**What you need to do**
Gather from the listing below each line that includes the word "colecção", and copy it.

+ + + + + + +

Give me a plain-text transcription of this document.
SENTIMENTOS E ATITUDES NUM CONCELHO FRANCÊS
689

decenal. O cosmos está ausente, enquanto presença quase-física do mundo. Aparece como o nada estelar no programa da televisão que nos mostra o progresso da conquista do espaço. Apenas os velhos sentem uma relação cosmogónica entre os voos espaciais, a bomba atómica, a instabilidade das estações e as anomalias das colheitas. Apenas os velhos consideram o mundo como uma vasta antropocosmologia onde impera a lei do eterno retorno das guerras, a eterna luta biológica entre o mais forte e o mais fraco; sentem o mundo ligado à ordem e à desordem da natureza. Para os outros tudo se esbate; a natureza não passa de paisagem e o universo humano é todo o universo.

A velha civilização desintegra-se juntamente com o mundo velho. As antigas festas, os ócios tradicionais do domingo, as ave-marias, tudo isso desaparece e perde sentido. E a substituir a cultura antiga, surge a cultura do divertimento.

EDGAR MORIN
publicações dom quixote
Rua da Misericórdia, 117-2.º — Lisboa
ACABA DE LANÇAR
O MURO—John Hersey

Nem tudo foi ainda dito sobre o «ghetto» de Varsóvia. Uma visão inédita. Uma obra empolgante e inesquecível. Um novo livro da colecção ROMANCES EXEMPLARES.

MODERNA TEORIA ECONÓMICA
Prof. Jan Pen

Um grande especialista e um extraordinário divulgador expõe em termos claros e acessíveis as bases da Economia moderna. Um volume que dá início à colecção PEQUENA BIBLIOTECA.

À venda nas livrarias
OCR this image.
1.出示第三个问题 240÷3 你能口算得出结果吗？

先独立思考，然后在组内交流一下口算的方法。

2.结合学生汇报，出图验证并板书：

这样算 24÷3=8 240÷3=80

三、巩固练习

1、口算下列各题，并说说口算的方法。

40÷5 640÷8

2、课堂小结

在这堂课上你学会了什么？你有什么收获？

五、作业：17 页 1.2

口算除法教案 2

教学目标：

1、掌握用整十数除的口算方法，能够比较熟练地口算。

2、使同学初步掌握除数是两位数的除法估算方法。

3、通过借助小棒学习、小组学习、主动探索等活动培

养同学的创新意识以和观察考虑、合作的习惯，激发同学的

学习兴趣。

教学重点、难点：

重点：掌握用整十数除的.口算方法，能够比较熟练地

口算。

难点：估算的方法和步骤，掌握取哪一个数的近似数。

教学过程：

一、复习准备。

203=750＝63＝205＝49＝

+ + + + + + +

**Written response**
Nem tudo foi ainda dito sobre o «ghetto» de Varsóvia. Uma visão inédita. Uma obra empolgante e inesquecível. Um novo livro da colecção ROMANCES EXEMPLARES.
Um grande especialista e um extraordinário divulgador expõe em termos claros e acessíveis as bases da Economia moderna. Um volume que dá início à colecção PEQUENA BIBLIOTECA.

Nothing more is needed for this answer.